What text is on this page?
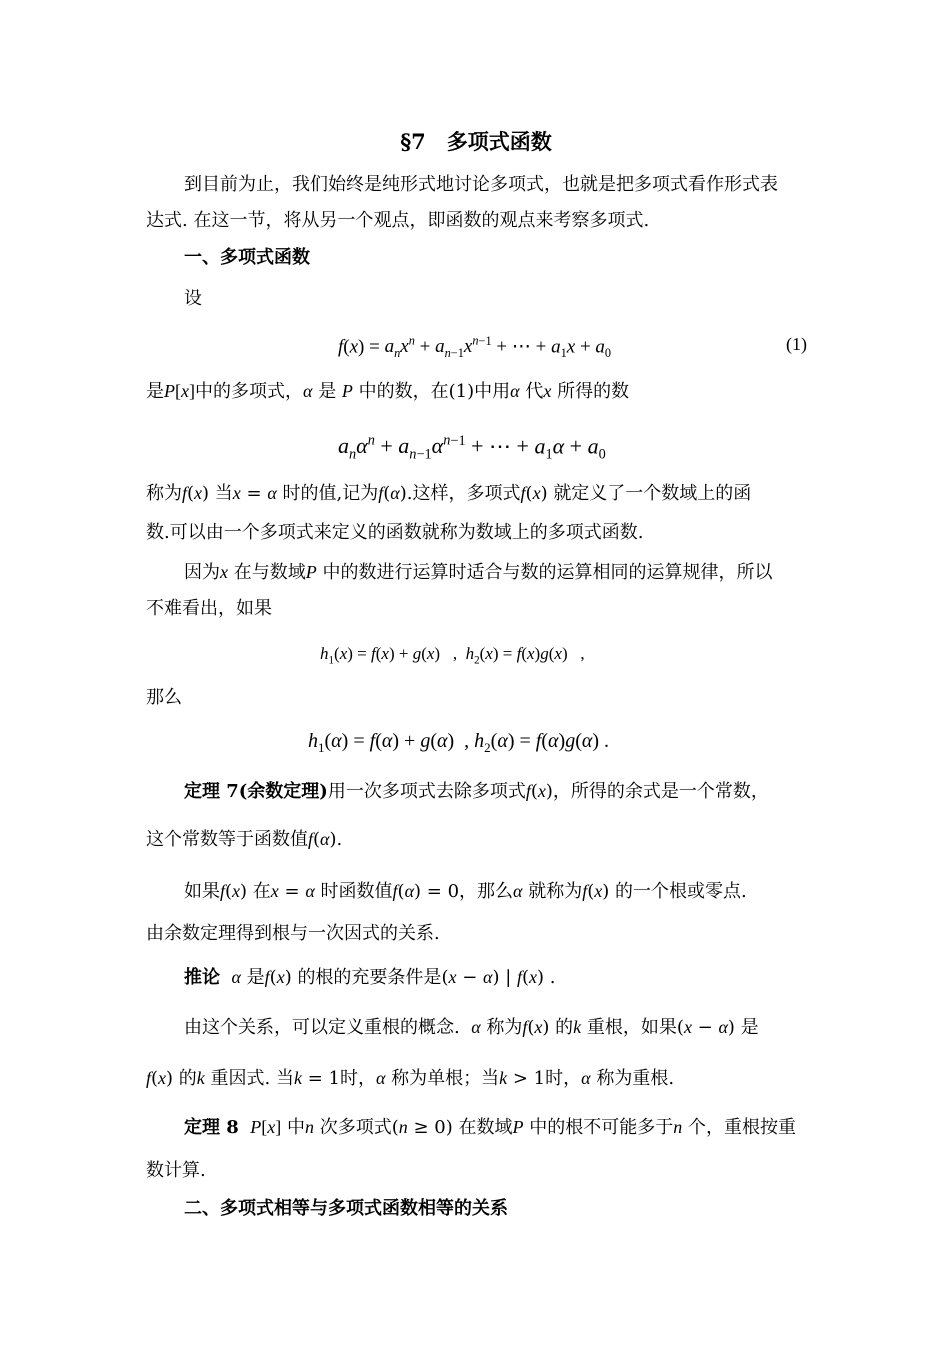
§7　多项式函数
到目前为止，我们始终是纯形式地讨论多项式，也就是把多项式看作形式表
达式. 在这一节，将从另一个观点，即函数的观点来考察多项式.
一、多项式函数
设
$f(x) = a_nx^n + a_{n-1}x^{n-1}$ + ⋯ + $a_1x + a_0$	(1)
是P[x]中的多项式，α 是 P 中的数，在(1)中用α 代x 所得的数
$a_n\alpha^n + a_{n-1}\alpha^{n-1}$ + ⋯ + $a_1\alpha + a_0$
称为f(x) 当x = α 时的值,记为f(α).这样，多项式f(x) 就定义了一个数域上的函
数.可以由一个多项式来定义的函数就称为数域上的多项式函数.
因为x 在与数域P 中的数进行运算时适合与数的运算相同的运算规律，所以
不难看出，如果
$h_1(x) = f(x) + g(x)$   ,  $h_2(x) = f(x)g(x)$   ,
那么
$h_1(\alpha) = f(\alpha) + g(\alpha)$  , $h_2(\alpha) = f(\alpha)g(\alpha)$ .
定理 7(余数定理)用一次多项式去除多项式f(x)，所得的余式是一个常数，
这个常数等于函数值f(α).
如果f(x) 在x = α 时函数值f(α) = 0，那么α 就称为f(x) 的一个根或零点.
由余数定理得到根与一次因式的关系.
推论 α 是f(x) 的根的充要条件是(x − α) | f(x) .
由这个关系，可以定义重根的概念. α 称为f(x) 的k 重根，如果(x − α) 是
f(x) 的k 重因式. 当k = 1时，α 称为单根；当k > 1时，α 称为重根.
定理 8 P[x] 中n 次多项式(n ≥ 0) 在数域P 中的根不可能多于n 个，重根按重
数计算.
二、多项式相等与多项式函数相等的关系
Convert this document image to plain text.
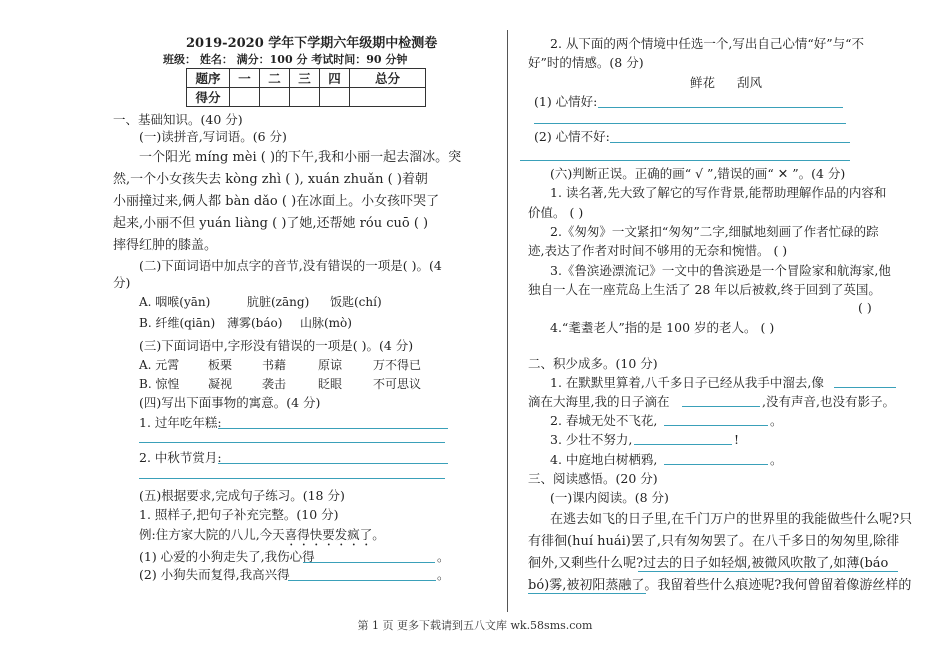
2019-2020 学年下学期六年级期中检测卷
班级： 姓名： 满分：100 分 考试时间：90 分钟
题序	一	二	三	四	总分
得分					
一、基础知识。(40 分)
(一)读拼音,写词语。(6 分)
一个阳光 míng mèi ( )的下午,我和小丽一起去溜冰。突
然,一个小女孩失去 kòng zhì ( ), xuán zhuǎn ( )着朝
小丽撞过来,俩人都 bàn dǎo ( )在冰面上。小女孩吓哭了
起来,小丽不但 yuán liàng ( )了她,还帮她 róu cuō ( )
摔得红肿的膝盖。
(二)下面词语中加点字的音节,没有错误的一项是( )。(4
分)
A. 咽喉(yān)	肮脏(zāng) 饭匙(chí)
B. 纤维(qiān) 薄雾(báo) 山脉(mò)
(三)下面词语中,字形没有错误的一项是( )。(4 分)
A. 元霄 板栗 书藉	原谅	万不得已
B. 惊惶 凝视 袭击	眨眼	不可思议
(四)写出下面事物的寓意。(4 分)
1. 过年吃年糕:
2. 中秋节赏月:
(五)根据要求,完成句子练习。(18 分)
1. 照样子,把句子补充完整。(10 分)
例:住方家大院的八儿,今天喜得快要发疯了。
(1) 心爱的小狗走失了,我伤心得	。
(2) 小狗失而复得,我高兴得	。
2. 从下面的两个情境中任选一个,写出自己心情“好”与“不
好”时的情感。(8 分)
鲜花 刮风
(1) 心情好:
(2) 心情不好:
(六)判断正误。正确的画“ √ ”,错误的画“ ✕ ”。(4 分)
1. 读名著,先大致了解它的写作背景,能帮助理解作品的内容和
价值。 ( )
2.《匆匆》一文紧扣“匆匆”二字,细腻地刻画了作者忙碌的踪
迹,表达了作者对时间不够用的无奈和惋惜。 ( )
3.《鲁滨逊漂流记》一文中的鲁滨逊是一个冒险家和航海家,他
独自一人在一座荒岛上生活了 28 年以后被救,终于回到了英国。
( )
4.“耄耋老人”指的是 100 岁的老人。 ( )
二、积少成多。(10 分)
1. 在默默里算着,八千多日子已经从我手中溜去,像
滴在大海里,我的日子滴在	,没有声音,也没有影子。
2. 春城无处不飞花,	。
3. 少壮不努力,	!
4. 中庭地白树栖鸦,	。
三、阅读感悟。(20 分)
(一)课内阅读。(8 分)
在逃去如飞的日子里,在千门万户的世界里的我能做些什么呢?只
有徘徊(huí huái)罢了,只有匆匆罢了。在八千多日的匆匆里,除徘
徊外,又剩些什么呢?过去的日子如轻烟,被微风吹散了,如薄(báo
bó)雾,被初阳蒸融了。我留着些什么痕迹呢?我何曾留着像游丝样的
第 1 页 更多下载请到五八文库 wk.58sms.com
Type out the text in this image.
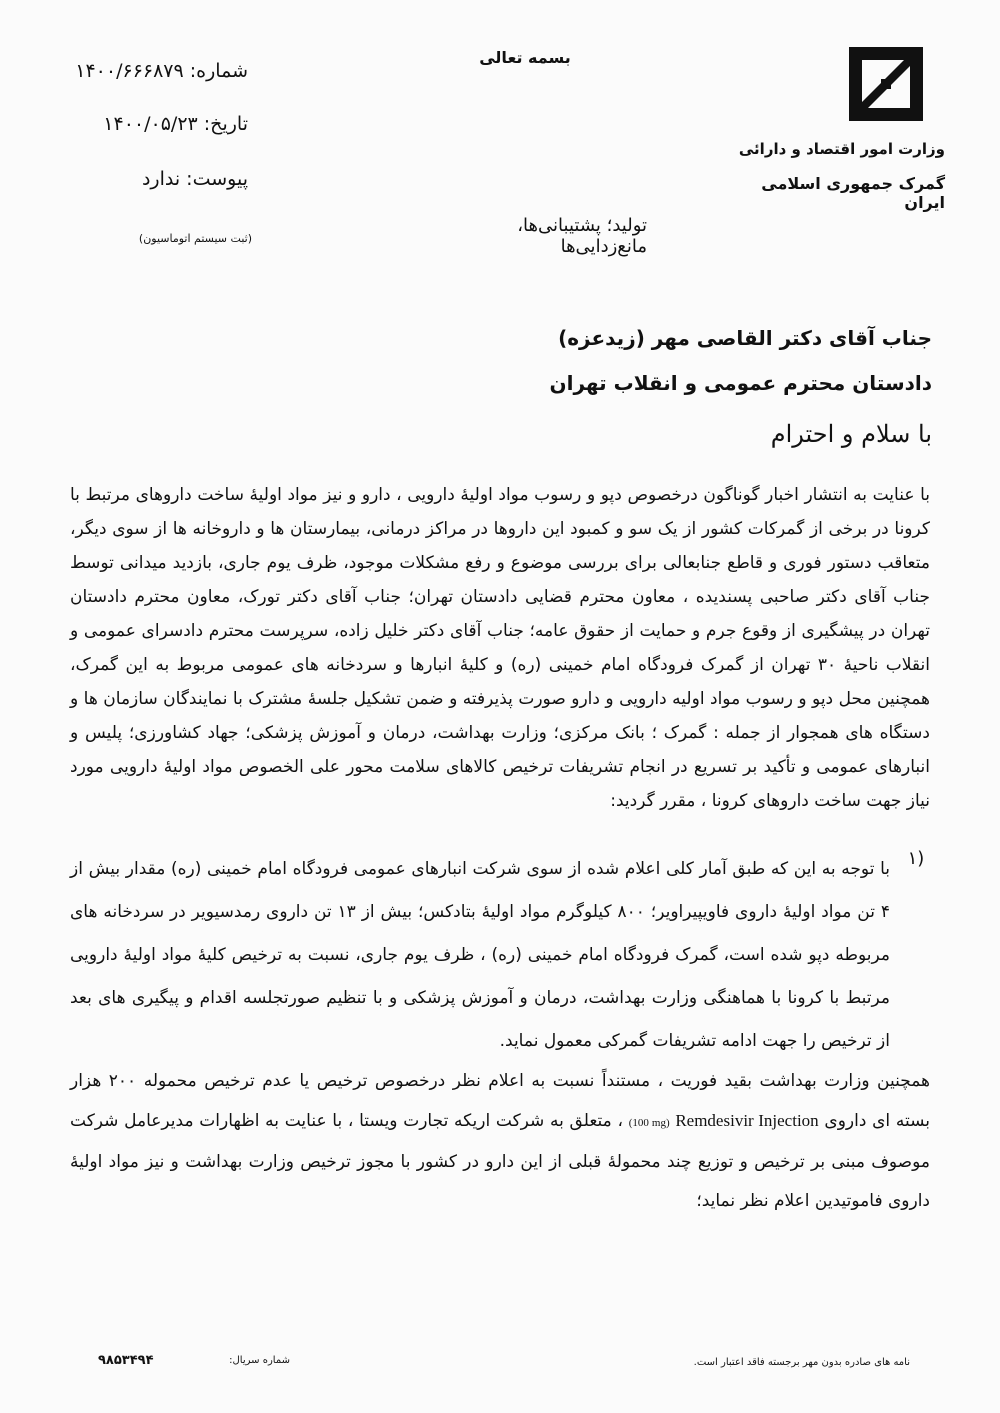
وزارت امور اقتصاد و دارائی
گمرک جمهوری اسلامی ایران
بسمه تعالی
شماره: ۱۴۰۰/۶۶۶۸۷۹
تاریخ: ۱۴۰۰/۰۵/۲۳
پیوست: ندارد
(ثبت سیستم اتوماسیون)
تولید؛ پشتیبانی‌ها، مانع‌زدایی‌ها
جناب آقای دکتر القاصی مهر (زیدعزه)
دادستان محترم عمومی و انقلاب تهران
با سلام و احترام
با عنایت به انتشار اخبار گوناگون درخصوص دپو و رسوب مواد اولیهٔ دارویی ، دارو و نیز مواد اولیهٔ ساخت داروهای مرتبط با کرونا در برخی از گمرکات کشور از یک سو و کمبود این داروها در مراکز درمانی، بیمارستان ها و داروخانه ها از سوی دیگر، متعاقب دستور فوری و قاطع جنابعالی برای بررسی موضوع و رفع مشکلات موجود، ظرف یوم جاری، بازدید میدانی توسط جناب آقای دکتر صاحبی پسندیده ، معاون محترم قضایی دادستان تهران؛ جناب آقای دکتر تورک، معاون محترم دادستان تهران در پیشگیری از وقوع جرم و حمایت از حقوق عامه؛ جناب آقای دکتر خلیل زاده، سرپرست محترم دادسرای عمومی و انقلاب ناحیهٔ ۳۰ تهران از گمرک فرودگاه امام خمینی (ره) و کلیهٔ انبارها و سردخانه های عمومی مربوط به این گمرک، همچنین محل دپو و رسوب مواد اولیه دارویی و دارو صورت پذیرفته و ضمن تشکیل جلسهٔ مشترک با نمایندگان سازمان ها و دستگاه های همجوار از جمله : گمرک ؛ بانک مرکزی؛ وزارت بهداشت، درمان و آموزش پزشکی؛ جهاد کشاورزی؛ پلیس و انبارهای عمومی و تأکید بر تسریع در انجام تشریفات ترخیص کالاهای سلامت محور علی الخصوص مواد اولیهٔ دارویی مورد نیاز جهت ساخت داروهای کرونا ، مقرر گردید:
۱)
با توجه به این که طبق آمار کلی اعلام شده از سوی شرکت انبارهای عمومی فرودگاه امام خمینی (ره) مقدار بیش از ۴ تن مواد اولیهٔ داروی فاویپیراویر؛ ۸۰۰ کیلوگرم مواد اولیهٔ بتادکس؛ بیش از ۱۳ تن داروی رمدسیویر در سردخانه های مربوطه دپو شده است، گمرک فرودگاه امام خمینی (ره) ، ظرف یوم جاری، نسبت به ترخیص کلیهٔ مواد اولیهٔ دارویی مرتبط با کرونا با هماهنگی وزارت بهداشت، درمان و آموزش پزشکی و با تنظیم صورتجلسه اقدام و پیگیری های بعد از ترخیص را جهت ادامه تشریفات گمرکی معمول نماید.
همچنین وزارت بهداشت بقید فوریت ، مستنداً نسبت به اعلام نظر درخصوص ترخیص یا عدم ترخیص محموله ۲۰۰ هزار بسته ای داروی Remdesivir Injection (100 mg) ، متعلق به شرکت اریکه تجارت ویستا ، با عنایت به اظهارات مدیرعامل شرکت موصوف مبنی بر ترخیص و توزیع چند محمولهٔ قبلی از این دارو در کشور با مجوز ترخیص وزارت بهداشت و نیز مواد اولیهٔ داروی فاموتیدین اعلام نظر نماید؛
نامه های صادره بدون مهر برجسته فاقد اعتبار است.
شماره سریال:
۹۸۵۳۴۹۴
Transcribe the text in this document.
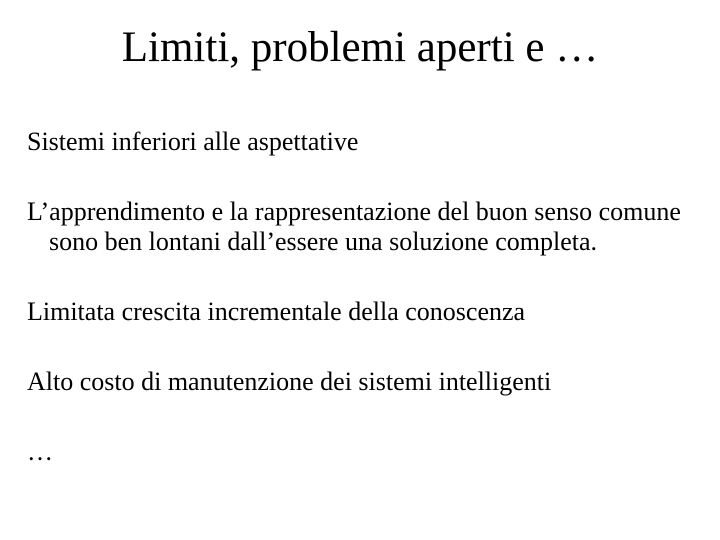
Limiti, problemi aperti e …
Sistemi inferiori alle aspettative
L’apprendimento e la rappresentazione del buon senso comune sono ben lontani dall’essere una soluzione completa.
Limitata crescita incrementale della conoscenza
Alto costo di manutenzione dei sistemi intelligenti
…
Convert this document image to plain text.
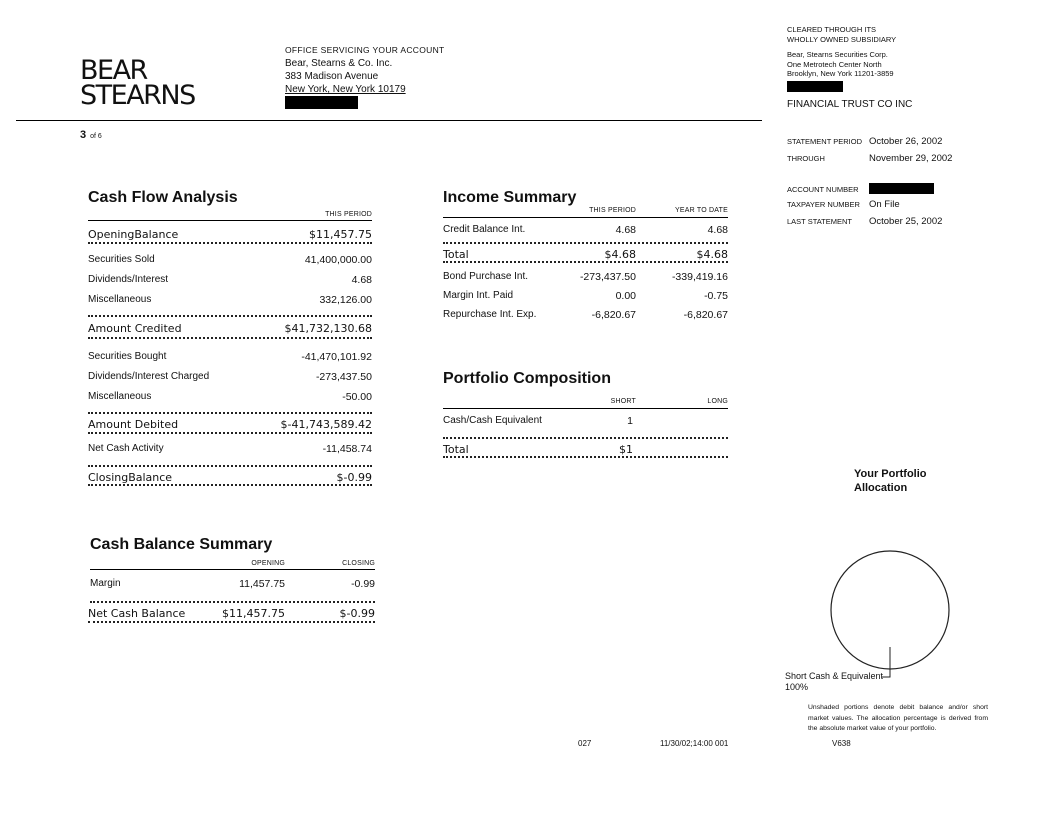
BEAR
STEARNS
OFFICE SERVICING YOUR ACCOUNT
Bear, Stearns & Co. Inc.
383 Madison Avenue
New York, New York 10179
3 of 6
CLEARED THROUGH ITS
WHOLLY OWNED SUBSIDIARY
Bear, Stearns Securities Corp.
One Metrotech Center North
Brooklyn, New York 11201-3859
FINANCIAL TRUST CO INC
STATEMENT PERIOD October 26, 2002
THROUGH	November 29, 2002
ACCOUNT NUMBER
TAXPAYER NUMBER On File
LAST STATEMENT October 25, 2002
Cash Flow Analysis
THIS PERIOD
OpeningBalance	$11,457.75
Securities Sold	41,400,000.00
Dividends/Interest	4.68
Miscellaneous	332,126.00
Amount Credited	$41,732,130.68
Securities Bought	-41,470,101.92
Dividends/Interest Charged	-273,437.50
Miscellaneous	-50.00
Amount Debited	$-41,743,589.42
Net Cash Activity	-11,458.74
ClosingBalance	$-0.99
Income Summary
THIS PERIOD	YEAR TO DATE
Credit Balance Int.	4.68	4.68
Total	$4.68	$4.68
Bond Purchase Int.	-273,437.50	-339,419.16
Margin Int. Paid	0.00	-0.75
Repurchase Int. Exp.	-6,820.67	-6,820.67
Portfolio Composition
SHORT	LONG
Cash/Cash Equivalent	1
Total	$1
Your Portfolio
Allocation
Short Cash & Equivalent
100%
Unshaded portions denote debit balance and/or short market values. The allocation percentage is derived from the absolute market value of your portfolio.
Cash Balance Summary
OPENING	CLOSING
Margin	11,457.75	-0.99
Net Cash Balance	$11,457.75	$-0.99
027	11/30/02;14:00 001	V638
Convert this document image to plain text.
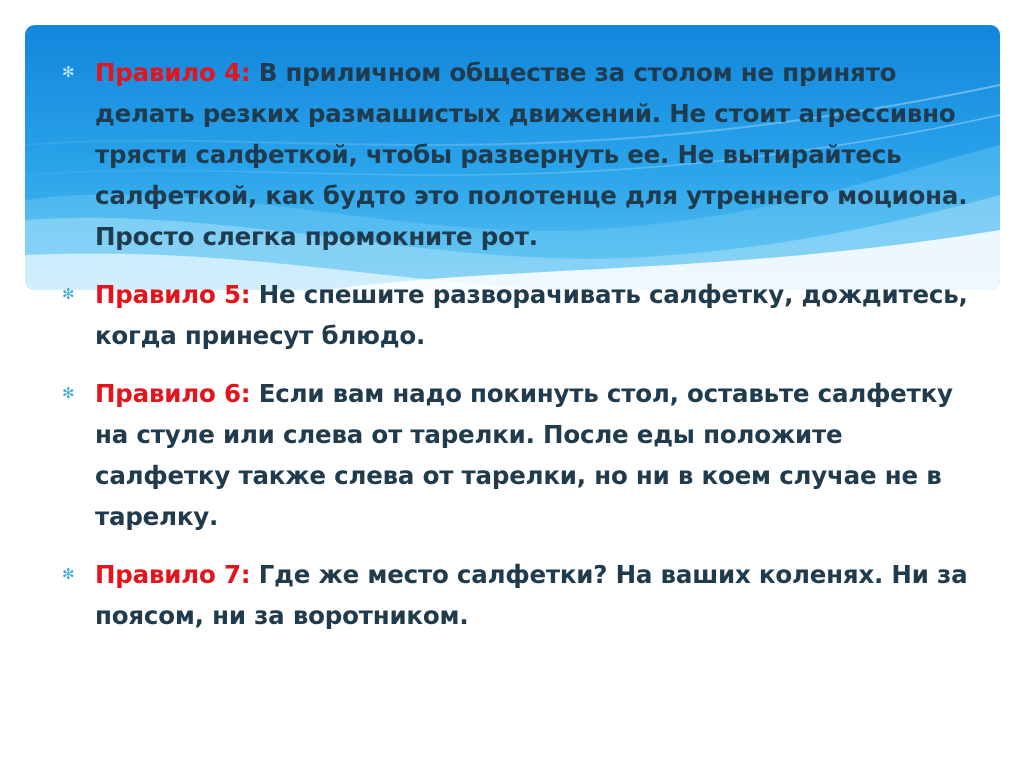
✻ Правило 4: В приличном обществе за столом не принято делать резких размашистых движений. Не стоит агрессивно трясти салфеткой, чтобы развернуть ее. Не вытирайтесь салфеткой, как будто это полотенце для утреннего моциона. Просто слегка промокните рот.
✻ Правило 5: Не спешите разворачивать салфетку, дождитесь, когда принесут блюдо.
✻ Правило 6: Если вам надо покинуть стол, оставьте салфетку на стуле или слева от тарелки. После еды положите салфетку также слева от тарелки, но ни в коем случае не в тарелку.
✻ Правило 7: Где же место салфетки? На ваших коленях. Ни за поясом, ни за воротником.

**Given task:**
Every line containing the string "Margin" must be listed.

**Answer for this exercise:**
Margin Int. Paid	0.00	-0.75
Margin	11,457.75	-0.99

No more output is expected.